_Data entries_

start

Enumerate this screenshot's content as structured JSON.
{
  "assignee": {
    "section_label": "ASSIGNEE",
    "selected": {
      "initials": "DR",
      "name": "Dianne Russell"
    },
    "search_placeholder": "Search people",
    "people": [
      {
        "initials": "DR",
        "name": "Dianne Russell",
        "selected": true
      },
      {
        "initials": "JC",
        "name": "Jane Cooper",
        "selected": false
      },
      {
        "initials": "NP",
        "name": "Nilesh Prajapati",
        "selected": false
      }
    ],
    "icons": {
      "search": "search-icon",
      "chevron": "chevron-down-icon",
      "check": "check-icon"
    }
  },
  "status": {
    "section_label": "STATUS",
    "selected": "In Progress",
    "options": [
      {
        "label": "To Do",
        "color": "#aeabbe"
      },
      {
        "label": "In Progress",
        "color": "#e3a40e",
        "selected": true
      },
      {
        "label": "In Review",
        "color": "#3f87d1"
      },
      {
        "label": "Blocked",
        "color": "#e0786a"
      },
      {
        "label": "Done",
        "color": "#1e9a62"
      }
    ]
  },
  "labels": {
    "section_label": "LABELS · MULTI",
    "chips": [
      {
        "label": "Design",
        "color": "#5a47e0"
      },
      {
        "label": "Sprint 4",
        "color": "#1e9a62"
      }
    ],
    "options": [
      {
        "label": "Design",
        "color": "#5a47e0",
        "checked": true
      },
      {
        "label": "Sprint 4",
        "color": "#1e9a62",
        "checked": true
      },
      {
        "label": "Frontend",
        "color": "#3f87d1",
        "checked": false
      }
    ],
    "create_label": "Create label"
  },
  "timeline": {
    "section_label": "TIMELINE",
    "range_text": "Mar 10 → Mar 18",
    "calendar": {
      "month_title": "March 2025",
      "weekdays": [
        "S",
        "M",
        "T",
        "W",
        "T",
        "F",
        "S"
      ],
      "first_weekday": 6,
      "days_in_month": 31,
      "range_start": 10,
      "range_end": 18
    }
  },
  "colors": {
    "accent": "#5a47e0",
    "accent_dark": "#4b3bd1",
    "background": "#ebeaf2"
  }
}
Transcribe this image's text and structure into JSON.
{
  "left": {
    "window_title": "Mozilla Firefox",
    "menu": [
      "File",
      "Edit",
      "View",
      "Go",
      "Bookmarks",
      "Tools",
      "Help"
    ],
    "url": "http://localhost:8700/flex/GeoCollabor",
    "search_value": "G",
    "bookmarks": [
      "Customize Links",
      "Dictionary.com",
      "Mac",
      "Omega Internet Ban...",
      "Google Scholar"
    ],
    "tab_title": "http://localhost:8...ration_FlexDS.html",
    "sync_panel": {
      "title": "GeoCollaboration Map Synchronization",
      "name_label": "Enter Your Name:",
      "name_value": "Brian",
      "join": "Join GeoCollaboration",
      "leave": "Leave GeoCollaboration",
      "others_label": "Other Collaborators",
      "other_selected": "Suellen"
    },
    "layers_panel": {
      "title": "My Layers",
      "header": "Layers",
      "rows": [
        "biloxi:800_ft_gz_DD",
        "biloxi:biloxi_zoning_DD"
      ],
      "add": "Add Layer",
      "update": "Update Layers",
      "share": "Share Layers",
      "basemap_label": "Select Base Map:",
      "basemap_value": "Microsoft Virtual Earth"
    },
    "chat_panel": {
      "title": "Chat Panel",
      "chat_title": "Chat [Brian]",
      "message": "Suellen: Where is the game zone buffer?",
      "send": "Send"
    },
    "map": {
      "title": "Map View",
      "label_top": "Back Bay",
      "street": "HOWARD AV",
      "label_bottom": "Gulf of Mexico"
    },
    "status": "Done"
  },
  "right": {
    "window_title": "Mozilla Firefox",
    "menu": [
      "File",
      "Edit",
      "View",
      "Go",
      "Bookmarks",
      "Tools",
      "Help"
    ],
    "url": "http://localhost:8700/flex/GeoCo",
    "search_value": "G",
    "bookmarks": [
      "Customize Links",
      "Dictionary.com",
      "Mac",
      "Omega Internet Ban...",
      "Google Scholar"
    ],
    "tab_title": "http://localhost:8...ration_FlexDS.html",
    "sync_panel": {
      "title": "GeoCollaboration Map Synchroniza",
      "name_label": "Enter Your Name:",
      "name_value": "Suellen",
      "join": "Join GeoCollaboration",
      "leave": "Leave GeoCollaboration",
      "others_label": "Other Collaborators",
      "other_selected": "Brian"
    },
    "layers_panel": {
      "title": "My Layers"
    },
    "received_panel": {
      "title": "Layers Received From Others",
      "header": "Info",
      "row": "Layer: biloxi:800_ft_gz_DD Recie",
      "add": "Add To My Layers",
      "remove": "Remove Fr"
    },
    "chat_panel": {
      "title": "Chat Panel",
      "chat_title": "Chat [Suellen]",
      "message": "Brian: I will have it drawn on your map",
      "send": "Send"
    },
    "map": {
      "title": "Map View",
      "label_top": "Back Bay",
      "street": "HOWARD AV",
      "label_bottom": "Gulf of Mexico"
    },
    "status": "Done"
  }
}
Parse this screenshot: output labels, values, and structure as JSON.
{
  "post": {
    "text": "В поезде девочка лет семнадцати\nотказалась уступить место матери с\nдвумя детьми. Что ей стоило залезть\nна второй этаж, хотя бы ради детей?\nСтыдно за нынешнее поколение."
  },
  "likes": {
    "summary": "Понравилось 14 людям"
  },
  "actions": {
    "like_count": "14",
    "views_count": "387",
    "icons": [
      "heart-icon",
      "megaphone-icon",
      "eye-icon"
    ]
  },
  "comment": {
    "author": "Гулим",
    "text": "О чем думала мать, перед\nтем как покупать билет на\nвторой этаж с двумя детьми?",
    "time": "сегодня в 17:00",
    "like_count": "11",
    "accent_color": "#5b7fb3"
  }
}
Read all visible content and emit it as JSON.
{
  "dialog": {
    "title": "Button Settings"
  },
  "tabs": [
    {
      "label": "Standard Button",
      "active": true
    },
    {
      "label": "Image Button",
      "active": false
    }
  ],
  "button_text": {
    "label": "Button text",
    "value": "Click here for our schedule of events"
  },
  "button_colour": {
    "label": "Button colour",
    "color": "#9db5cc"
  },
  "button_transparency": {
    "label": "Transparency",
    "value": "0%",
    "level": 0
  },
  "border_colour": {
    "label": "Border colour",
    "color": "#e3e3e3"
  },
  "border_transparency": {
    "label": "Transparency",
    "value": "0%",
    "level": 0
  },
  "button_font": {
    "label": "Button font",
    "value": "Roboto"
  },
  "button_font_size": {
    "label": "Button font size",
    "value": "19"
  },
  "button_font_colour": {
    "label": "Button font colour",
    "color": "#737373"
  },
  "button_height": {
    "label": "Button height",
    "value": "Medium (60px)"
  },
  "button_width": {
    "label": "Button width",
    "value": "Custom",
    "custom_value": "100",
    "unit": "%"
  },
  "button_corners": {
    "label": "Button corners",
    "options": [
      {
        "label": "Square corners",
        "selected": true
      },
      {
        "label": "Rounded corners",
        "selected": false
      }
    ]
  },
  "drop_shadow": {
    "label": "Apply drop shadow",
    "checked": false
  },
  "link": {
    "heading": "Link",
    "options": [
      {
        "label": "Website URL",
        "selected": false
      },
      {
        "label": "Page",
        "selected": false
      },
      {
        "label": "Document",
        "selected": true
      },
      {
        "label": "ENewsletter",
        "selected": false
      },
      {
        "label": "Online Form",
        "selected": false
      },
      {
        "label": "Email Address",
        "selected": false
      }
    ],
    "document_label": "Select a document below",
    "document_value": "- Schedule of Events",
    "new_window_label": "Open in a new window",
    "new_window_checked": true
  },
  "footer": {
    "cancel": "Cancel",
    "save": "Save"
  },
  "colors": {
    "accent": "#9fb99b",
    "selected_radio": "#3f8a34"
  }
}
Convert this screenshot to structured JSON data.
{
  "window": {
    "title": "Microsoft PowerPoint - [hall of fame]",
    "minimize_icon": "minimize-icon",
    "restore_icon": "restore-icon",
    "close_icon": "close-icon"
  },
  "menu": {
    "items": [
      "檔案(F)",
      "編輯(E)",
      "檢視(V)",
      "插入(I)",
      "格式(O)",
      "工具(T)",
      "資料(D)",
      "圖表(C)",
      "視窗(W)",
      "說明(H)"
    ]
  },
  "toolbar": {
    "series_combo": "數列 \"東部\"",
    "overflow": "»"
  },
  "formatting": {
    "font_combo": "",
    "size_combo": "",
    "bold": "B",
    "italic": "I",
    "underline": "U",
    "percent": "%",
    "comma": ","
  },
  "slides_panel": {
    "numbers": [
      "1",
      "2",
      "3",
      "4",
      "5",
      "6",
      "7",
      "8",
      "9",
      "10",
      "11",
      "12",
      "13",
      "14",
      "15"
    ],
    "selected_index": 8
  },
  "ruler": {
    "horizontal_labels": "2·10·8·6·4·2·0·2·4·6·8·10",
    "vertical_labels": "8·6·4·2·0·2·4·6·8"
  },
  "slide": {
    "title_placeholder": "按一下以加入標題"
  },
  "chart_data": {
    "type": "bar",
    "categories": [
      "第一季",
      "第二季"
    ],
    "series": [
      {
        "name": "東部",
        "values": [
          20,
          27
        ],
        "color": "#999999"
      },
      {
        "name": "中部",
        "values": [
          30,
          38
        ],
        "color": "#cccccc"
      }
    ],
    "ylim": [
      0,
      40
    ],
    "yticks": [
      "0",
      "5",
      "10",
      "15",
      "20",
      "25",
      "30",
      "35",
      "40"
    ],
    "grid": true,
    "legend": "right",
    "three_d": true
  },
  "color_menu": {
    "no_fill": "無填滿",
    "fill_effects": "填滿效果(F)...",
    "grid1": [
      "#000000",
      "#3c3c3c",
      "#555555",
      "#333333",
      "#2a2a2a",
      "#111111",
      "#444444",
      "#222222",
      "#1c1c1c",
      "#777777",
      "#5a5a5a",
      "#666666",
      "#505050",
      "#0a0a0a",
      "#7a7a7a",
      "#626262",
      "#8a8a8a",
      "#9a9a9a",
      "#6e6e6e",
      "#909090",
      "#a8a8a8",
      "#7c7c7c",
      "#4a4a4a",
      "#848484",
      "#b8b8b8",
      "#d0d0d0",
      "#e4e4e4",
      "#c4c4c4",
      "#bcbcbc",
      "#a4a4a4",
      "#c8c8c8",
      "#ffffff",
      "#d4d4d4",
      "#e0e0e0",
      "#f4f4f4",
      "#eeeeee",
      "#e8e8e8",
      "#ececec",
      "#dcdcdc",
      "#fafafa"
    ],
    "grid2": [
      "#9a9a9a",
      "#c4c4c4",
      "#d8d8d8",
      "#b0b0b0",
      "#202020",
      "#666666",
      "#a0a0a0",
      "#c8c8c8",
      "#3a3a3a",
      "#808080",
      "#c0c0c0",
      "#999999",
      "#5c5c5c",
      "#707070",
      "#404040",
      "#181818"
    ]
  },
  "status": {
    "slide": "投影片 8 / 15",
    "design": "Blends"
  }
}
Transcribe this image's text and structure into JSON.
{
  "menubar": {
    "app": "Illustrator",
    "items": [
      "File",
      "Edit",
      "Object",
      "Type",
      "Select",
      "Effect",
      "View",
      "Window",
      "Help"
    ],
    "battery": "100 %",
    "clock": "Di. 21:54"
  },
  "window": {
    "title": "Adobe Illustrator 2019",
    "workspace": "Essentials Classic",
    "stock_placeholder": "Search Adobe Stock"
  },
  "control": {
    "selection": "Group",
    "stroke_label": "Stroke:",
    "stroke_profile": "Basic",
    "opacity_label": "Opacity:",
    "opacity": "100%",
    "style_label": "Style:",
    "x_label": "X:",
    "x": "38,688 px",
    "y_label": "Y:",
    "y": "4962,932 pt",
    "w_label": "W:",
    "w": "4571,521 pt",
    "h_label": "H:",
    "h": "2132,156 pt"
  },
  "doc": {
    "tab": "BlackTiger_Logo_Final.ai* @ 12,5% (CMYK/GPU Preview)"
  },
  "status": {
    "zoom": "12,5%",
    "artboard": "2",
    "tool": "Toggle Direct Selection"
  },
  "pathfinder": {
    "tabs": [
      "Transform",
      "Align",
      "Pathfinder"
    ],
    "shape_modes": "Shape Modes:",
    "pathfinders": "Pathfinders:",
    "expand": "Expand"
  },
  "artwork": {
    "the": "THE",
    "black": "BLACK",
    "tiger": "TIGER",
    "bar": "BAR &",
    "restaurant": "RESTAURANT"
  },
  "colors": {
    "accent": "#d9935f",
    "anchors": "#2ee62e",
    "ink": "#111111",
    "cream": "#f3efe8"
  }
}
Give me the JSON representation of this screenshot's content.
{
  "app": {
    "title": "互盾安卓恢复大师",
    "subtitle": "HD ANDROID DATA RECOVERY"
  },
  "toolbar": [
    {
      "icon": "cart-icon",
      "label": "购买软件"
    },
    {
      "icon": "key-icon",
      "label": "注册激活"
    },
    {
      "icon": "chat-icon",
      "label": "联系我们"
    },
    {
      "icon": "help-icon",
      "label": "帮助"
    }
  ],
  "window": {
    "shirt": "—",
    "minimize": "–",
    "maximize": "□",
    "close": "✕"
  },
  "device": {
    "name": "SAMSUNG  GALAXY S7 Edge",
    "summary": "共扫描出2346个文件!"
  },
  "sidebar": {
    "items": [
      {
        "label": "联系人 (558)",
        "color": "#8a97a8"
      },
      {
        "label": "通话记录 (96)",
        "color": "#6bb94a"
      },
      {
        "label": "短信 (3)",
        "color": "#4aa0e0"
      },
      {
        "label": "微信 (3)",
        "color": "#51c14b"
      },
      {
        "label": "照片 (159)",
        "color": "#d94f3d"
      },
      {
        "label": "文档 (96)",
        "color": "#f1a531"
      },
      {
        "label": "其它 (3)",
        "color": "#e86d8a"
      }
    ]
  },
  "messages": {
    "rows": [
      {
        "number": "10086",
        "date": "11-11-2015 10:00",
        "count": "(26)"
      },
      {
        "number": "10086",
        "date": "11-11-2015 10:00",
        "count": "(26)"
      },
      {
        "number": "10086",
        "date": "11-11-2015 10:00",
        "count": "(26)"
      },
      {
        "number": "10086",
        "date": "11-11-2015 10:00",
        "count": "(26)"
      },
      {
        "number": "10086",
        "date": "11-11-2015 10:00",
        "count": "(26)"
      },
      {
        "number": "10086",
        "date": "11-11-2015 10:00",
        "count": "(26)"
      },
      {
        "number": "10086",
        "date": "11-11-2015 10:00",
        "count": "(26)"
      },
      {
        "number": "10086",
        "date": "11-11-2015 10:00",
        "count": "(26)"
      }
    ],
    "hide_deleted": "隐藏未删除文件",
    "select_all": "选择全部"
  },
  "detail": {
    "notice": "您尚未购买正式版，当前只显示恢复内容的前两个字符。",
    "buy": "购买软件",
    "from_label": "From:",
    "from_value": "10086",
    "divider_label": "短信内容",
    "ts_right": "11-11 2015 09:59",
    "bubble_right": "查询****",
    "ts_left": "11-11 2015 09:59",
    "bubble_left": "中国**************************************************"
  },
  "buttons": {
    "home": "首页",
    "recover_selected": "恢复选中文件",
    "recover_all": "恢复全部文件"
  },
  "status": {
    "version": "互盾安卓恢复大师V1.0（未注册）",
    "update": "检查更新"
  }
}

end

_Problem details_
Select the lines in this material that hold the word "JSON", leaving none out.

_Complete answer_
Enumerate this screenshot's content as structured JSON.
Transcribe this image's text and structure into JSON.
Parse this screenshot: output labels, values, and structure as JSON.
Read all visible content and emit it as JSON.
Convert this screenshot to structured JSON data.
Transcribe this image's text and structure into JSON.
Give me the JSON representation of this screenshot's content.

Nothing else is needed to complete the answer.